>> begin
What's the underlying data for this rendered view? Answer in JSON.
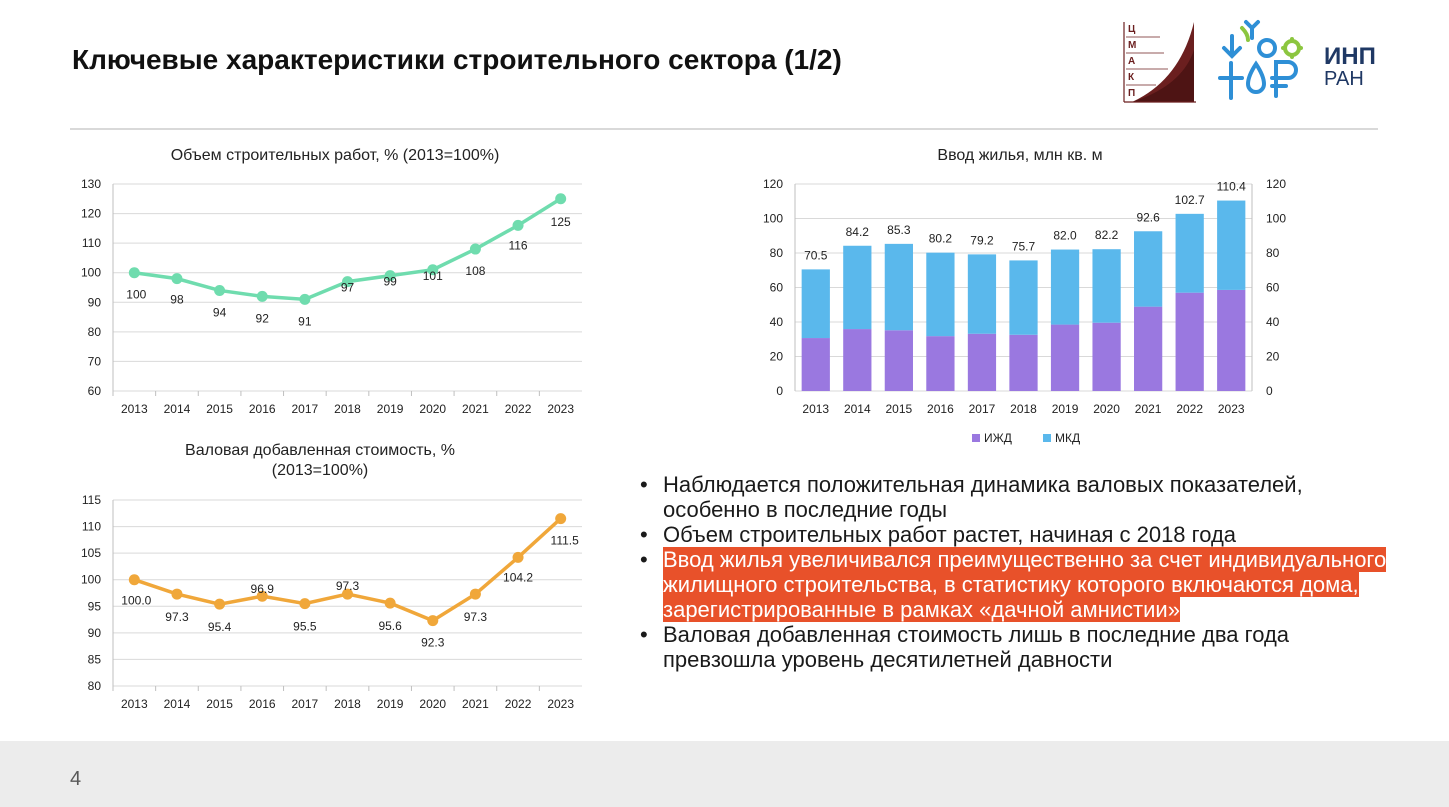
{
  "slide": {
    "title": "Ключевые характеристики строительного сектора (1/2)",
    "page_number": "4",
    "logos": {
      "left_letters": [
        "Ц",
        "М",
        "А",
        "К",
        "П"
      ],
      "inp": "ИНП",
      "ran": "РАН"
    }
  },
  "bullets": [
    {
      "text": "Наблюдается положительная динамика валовых показателей, особенно в последние годы",
      "highlight": false
    },
    {
      "text": "Объем строительных работ растет, начиная с 2018 года",
      "highlight": false
    },
    {
      "text": "Ввод жилья увеличивался преимущественно за счет индивидуального жилищного строительства, в статистику которого включаются дома, зарегистрированные в рамках «дачной амнистии»",
      "highlight": true
    },
    {
      "text": "Валовая добавленная стоимость лишь в последние два года превзошла уровень десятилетней давности",
      "highlight": false
    }
  ],
  "colors": {
    "line1": "#6fdcae",
    "line2": "#f0a73a",
    "izhd": "#9a78e0",
    "mkd": "#5ab8ec",
    "highlight": "#e8512a",
    "grid": "#d9d9d9"
  },
  "chart_data": [
    {
      "type": "line",
      "title": "Объем строительных работ, % (2013=100%)",
      "x": [
        "2013",
        "2014",
        "2015",
        "2016",
        "2017",
        "2018",
        "2019",
        "2020",
        "2021",
        "2022",
        "2023"
      ],
      "series": [
        {
          "values": [
            100,
            98,
            94,
            92,
            91,
            97,
            99,
            101,
            108,
            116,
            125
          ]
        }
      ],
      "data_labels": [
        "100",
        "98",
        "94",
        "92",
        "91",
        "97",
        "99",
        "101",
        "108",
        "116",
        "125"
      ],
      "ylim": [
        60,
        130
      ],
      "yticks": [
        60,
        70,
        80,
        90,
        100,
        110,
        120,
        130
      ],
      "grid": true
    },
    {
      "type": "line",
      "title": "Валовая добавленная стоимость, % (2013=100%)",
      "x": [
        "2013",
        "2014",
        "2015",
        "2016",
        "2017",
        "2018",
        "2019",
        "2020",
        "2021",
        "2022",
        "2023"
      ],
      "series": [
        {
          "values": [
            100.0,
            97.3,
            95.4,
            96.9,
            95.5,
            97.3,
            95.6,
            92.3,
            97.3,
            104.2,
            111.5
          ]
        }
      ],
      "data_labels": [
        "100.0",
        "97.3",
        "95.4",
        "96.9",
        "95.5",
        "97.3",
        "95.6",
        "92.3",
        "97.3",
        "104.2",
        "111.5"
      ],
      "ylim": [
        80,
        115
      ],
      "yticks": [
        80,
        85,
        90,
        95,
        100,
        105,
        110,
        115
      ],
      "grid": true
    },
    {
      "type": "bar",
      "stacked": true,
      "title": "Ввод жилья, млн кв. м",
      "categories": [
        "2013",
        "2014",
        "2015",
        "2016",
        "2017",
        "2018",
        "2019",
        "2020",
        "2021",
        "2022",
        "2023"
      ],
      "series": [
        {
          "name": "ИЖД",
          "values": [
            30.7,
            35.9,
            35.2,
            31.8,
            33.2,
            32.6,
            38.5,
            39.6,
            48.9,
            57.0,
            58.6
          ]
        },
        {
          "name": "МКД",
          "values": [
            39.8,
            48.3,
            50.1,
            48.4,
            46.0,
            43.1,
            43.5,
            42.6,
            43.7,
            45.7,
            51.8
          ]
        }
      ],
      "totals": [
        "70.5",
        "84.2",
        "85.3",
        "80.2",
        "79.2",
        "75.7",
        "82.0",
        "82.2",
        "92.6",
        "102.7",
        "110.4"
      ],
      "ylim": [
        0,
        120
      ],
      "yticks": [
        0,
        20,
        40,
        60,
        80,
        100,
        120
      ],
      "secondary_y_axis": true,
      "legend": "bottom",
      "grid": true
    }
  ]
}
>> end
§ Task description: All entries are to be retyped exactly. Omit any embedded images.

§ Result:
What's the underlying data for this rendered view? Answer in JSON.
{
  "slide": {
    "title": "Ключевые характеристики строительного сектора (1/2)",
    "page_number": "4",
    "logos": {
      "left_letters": [
        "Ц",
        "М",
        "А",
        "К",
        "П"
      ],
      "inp": "ИНП",
      "ran": "РАН"
    }
  },
  "bullets": [
    {
      "text": "Наблюдается положительная динамика валовых показателей, особенно в последние годы",
      "highlight": false
    },
    {
      "text": "Объем строительных работ растет, начиная с 2018 года",
      "highlight": false
    },
    {
      "text": "Ввод жилья увеличивался преимущественно за счет индивидуального жилищного строительства, в статистику которого включаются дома, зарегистрированные в рамках «дачной амнистии»",
      "highlight": true
    },
    {
      "text": "Валовая добавленная стоимость лишь в последние два года превзошла уровень десятилетней давности",
      "highlight": false
    }
  ],
  "colors": {
    "line1": "#6fdcae",
    "line2": "#f0a73a",
    "izhd": "#9a78e0",
    "mkd": "#5ab8ec",
    "highlight": "#e8512a",
    "grid": "#d9d9d9"
  },
  "chart_data": [
    {
      "type": "line",
      "title": "Объем строительных работ, % (2013=100%)",
      "x": [
        "2013",
        "2014",
        "2015",
        "2016",
        "2017",
        "2018",
        "2019",
        "2020",
        "2021",
        "2022",
        "2023"
      ],
      "series": [
        {
          "values": [
            100,
            98,
            94,
            92,
            91,
            97,
            99,
            101,
            108,
            116,
            125
          ]
        }
      ],
      "data_labels": [
        "100",
        "98",
        "94",
        "92",
        "91",
        "97",
        "99",
        "101",
        "108",
        "116",
        "125"
      ],
      "ylim": [
        60,
        130
      ],
      "yticks": [
        60,
        70,
        80,
        90,
        100,
        110,
        120,
        130
      ],
      "grid": true
    },
    {
      "type": "line",
      "title": "Валовая добавленная стоимость, % (2013=100%)",
      "x": [
        "2013",
        "2014",
        "2015",
        "2016",
        "2017",
        "2018",
        "2019",
        "2020",
        "2021",
        "2022",
        "2023"
      ],
      "series": [
        {
          "values": [
            100.0,
            97.3,
            95.4,
            96.9,
            95.5,
            97.3,
            95.6,
            92.3,
            97.3,
            104.2,
            111.5
          ]
        }
      ],
      "data_labels": [
        "100.0",
        "97.3",
        "95.4",
        "96.9",
        "95.5",
        "97.3",
        "95.6",
        "92.3",
        "97.3",
        "104.2",
        "111.5"
      ],
      "ylim": [
        80,
        115
      ],
      "yticks": [
        80,
        85,
        90,
        95,
        100,
        105,
        110,
        115
      ],
      "grid": true
    },
    {
      "type": "bar",
      "stacked": true,
      "title": "Ввод жилья, млн кв. м",
      "categories": [
        "2013",
        "2014",
        "2015",
        "2016",
        "2017",
        "2018",
        "2019",
        "2020",
        "2021",
        "2022",
        "2023"
      ],
      "series": [
        {
          "name": "ИЖД",
          "values": [
            30.7,
            35.9,
            35.2,
            31.8,
            33.2,
            32.6,
            38.5,
            39.6,
            48.9,
            57.0,
            58.6
          ]
        },
        {
          "name": "МКД",
          "values": [
            39.8,
            48.3,
            50.1,
            48.4,
            46.0,
            43.1,
            43.5,
            42.6,
            43.7,
            45.7,
            51.8
          ]
        }
      ],
      "totals": [
        "70.5",
        "84.2",
        "85.3",
        "80.2",
        "79.2",
        "75.7",
        "82.0",
        "82.2",
        "92.6",
        "102.7",
        "110.4"
      ],
      "ylim": [
        0,
        120
      ],
      "yticks": [
        0,
        20,
        40,
        60,
        80,
        100,
        120
      ],
      "secondary_y_axis": true,
      "legend": "bottom",
      "grid": true
    }
  ]
}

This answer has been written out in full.